Directive: For every line in the data below that contains "icon", copy the line.

━━━━━ Extracted material

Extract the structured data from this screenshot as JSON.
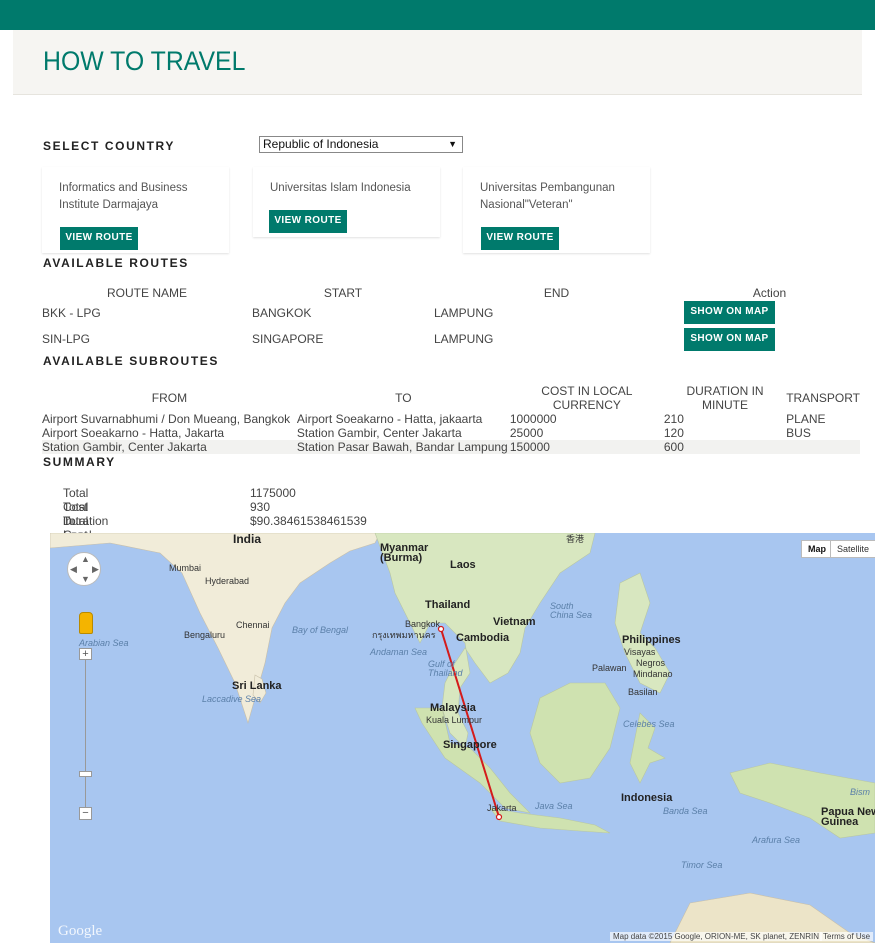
{
  "header": {
    "title": "HOW TO TRAVEL"
  },
  "country": {
    "label": "SELECT COUNTRY",
    "selected": "Republic of Indonesia"
  },
  "universities": [
    {
      "name": "Informatics and Business Institute Darmajaya",
      "button": "VIEW ROUTE"
    },
    {
      "name": "Universitas Islam Indonesia",
      "button": "VIEW ROUTE"
    },
    {
      "name": "Universitas Pembangunan Nasional\"Veteran\"",
      "button": "VIEW ROUTE"
    }
  ],
  "routes": {
    "title": "AVAILABLE ROUTES",
    "headers": [
      "ROUTE NAME",
      "START",
      "END",
      "Action"
    ],
    "rows": [
      {
        "name": "BKK - LPG",
        "start": "BANGKOK",
        "end": "LAMPUNG",
        "action": "SHOW ON MAP"
      },
      {
        "name": "SIN-LPG",
        "start": "SINGAPORE",
        "end": "LAMPUNG",
        "action": "SHOW ON MAP"
      }
    ]
  },
  "subroutes": {
    "title": "AVAILABLE SUBROUTES",
    "headers": [
      "FROM",
      "TO",
      "COST IN LOCAL CURRENCY",
      "DURATION IN MINUTE",
      "TRANSPORT"
    ],
    "rows": [
      {
        "from": "Airport Suvarnabhumi / Don Mueang, Bangkok",
        "to": "Airport Soeakarno - Hatta, jakaarta",
        "cost": "1000000",
        "duration": "210",
        "transport": "PLANE"
      },
      {
        "from": "Airport Soeakarno - Hatta, Jakarta",
        "to": "Station Gambir, Center Jakarta",
        "cost": "25000",
        "duration": "120",
        "transport": "BUS"
      },
      {
        "from": "Station Gambir, Center Jakarta",
        "to": "Station Pasar Bawah, Bandar Lampung",
        "cost": "150000",
        "duration": "600",
        "transport": ""
      }
    ]
  },
  "summary": {
    "title": "SUMMARY",
    "items": [
      {
        "label": "Total Cost in Local",
        "value": "1175000"
      },
      {
        "label": "Total Duration",
        "value": "930"
      },
      {
        "label": "Total Cost In USD",
        "value": "$90.38461538461539"
      }
    ]
  },
  "map": {
    "map_button": "Map",
    "satellite_button": "Satellite",
    "google": "Google",
    "attribution": "Map data ©2015 Google, ORION-ME, SK planet, ZENRIN",
    "terms": "Terms of Use",
    "labels": {
      "india": "India",
      "myanmar": "Myanmar\n(Burma)",
      "laos": "Laos",
      "thailand": "Thailand",
      "vietnam": "Vietnam",
      "cambodia": "Cambodia",
      "philippines": "Philippines",
      "malaysia": "Malaysia",
      "singapore": "Singapore",
      "indonesia": "Indonesia",
      "srilanka": "Sri Lanka",
      "papua": "Papua New\nGuinea",
      "mumbai": "Mumbai",
      "hyderabad": "Hyderabad",
      "chennai": "Chennai",
      "bengaluru": "Bengaluru",
      "bangkok": "Bangkok",
      "bangkok_thai": "กรุงเทพมหานคร",
      "kualalumpur": "Kuala Lumpur",
      "jakarta": "Jakarta",
      "visayas": "Visayas",
      "negros": "Negros",
      "mindanao": "Mindanao",
      "basilan": "Basilan",
      "palawan": "Palawan",
      "southchinasea": "South\nChina Sea",
      "bayofbengal": "Bay of Bengal",
      "arabiansea": "Arabian Sea",
      "andamansea": "Andaman Sea",
      "gulfthailand": "Gulf of\nThailand",
      "laccadive": "Laccadive Sea",
      "celebessea": "Celebes Sea",
      "javasea": "Java Sea",
      "bandasea": "Banda Sea",
      "arafurasea": "Arafura Sea",
      "timorsea": "Timor Sea",
      "bism": "Bism",
      "hongkong": "香港"
    }
  }
}
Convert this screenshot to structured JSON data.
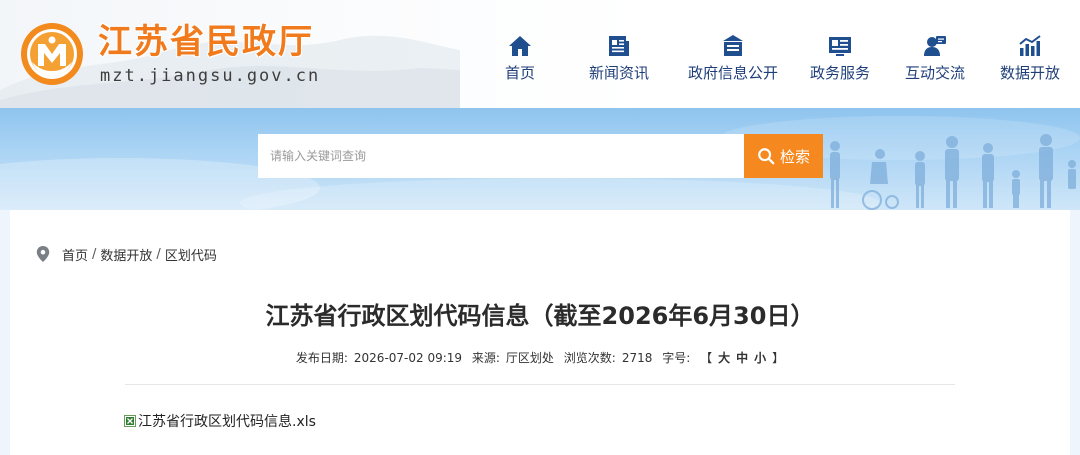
{
  "header": {
    "site_title": "江苏省民政厅",
    "site_domain": "mzt.jiangsu.gov.cn",
    "logo_icon": "civil-affairs-emblem-icon"
  },
  "nav": {
    "items": [
      {
        "label": "首页",
        "icon": "home-icon"
      },
      {
        "label": "新闻资讯",
        "icon": "news-icon"
      },
      {
        "label": "政府信息公开",
        "icon": "gov-info-icon"
      },
      {
        "label": "政务服务",
        "icon": "service-icon"
      },
      {
        "label": "互动交流",
        "icon": "interaction-icon"
      },
      {
        "label": "数据开放",
        "icon": "data-chart-icon"
      }
    ]
  },
  "search": {
    "placeholder": "请输入关键词查询",
    "button_label": "检索"
  },
  "breadcrumb": {
    "items": [
      "首页",
      "数据开放",
      "区划代码"
    ],
    "separator": "/"
  },
  "article": {
    "title": "江苏省行政区划代码信息（截至2026年6月30日）",
    "meta": {
      "publish_label": "发布日期:",
      "publish_date": "2026-07-02 09:19",
      "source_label": "来源:",
      "source": "厅区划处",
      "views_label": "浏览次数:",
      "views": "2718",
      "font_label": "字号:",
      "bracket_open": "【",
      "size_large": "大",
      "size_medium": "中",
      "size_small": "小",
      "bracket_close": "】"
    },
    "attachment": {
      "name": "江苏省行政区划代码信息.xls"
    }
  },
  "colors": {
    "brand_orange": "#f5891f",
    "title_orange": "#f07a1c",
    "nav_blue": "#1f3f7a",
    "banner_blue": "#8fc4ee"
  }
}
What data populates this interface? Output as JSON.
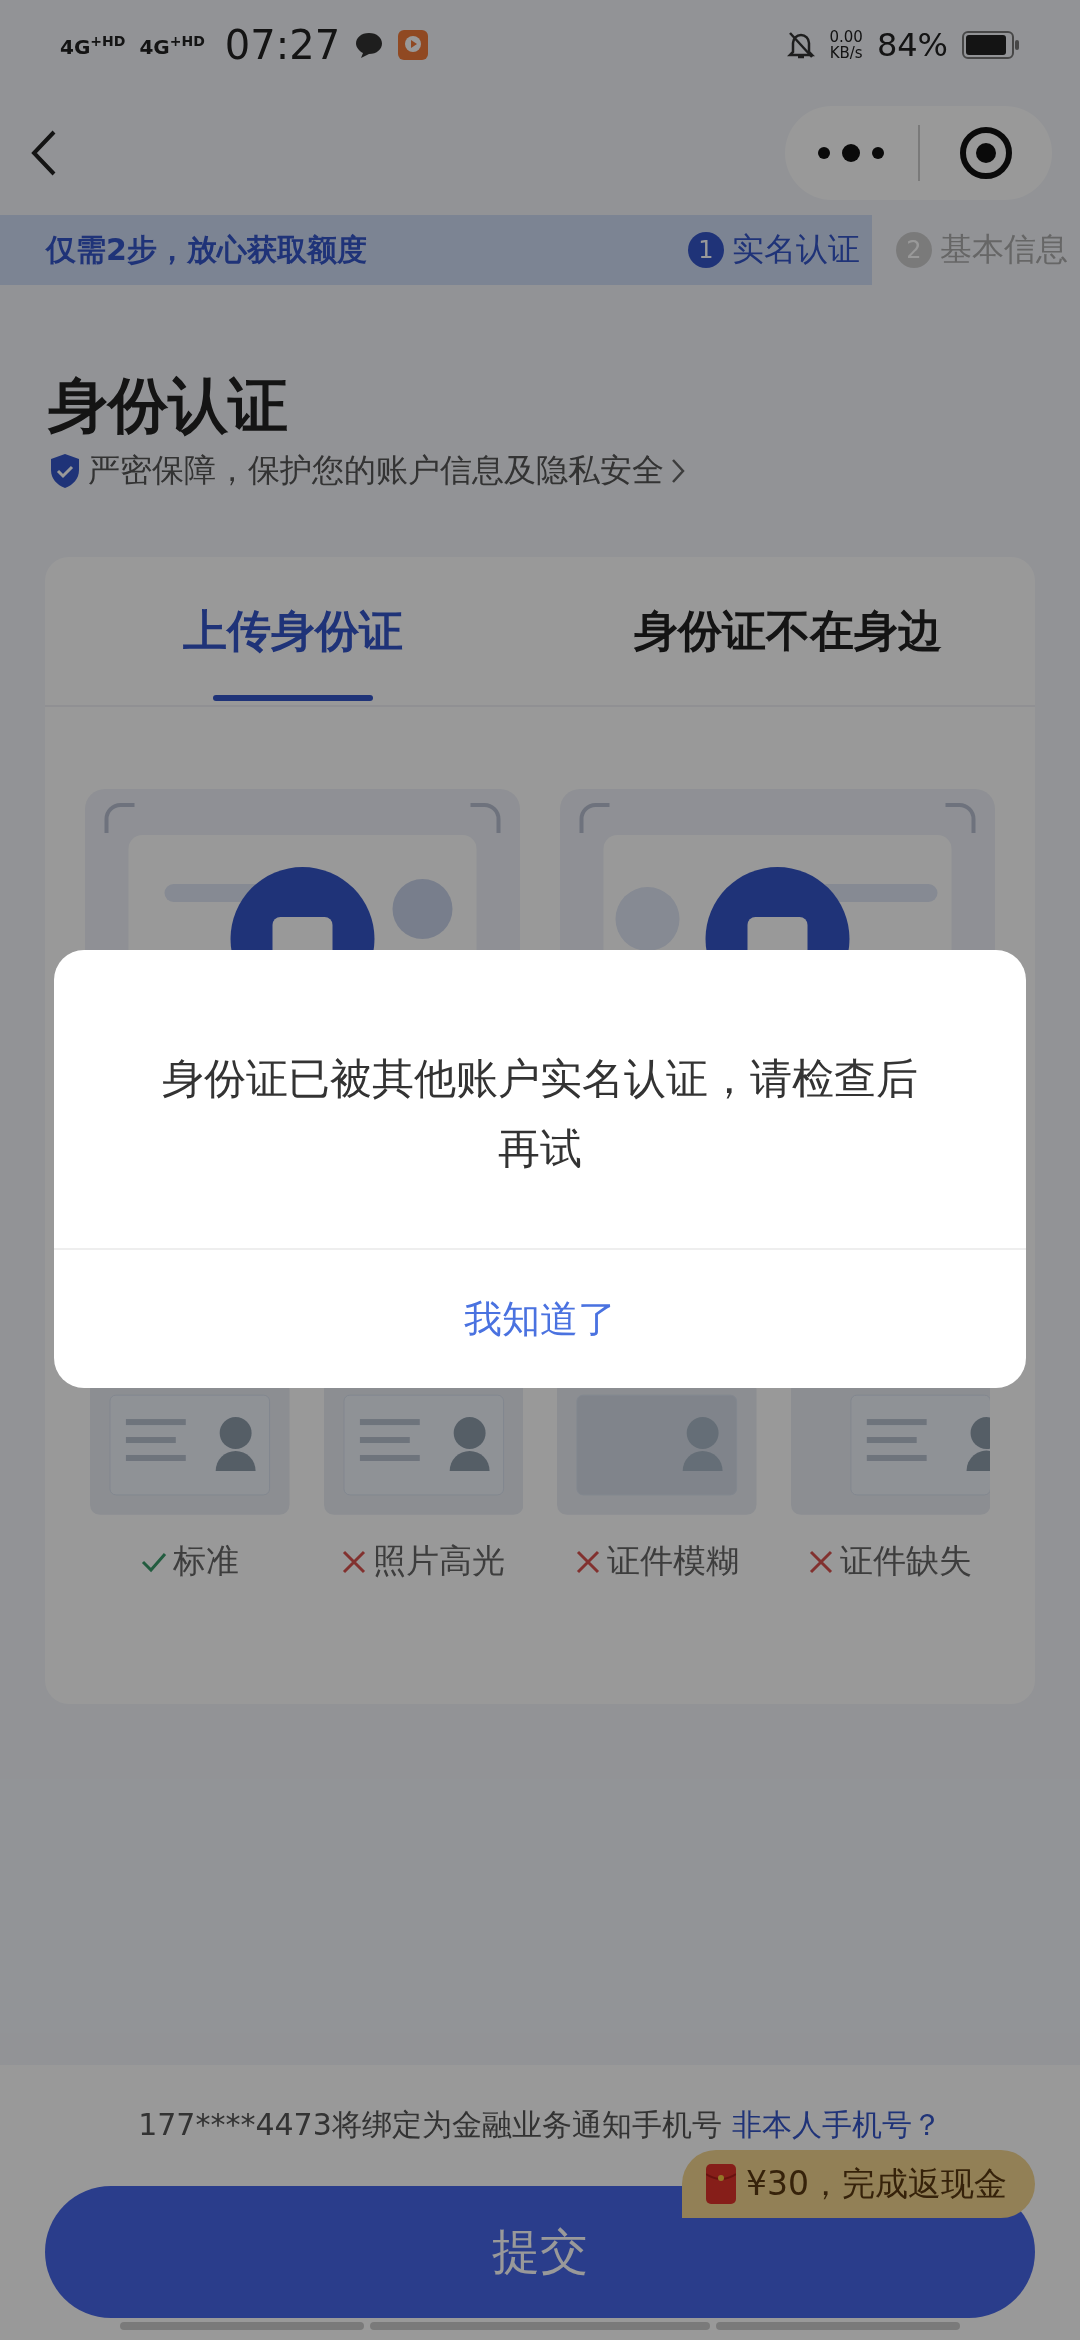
{
  "status_bar": {
    "network_1": "4G$^{+HD}$",
    "network_2": "4G$^{+HD}$",
    "time": "07:27",
    "speed_value": "0.00",
    "speed_unit": "KB/s",
    "battery": "84%"
  },
  "banner": {
    "slogan": "仅需2步，放心获取额度",
    "steps": [
      {
        "number": "1",
        "label": "实名认证",
        "selected": true
      },
      {
        "number": "2",
        "label": "基本信息",
        "selected": false
      }
    ]
  },
  "title": "身份认证",
  "notice": "严密保障，保护您的账户信息及隐私安全",
  "tabs": [
    {
      "label": "上传身份证",
      "selected": true
    },
    {
      "label": "身份证不在身边",
      "selected": false
    }
  ],
  "examples": [
    {
      "label": "标准",
      "valid": true
    },
    {
      "label": "照片高光",
      "valid": false
    },
    {
      "label": "证件模糊",
      "valid": false
    },
    {
      "label": "证件缺失",
      "valid": false
    }
  ],
  "phone_notice": {
    "text": "177****4473将绑定为金融业务通知手机号",
    "link": "非本人手机号？"
  },
  "submit": "提交",
  "promo": "¥30，完成返现金",
  "dialog": {
    "message": "身份证已被其他账户实名认证，请检查后再试",
    "button": "我知道了"
  }
}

━━━━━━━━━━

Answer to the task:
    "logo_icon": "civil-affairs-emblem-icon"
        "icon": "home-icon"
        "icon": "news-icon"
        "icon": "gov-info-icon"
        "icon": "service-icon"
        "icon": "interaction-icon"
        "icon": "data-chart-icon"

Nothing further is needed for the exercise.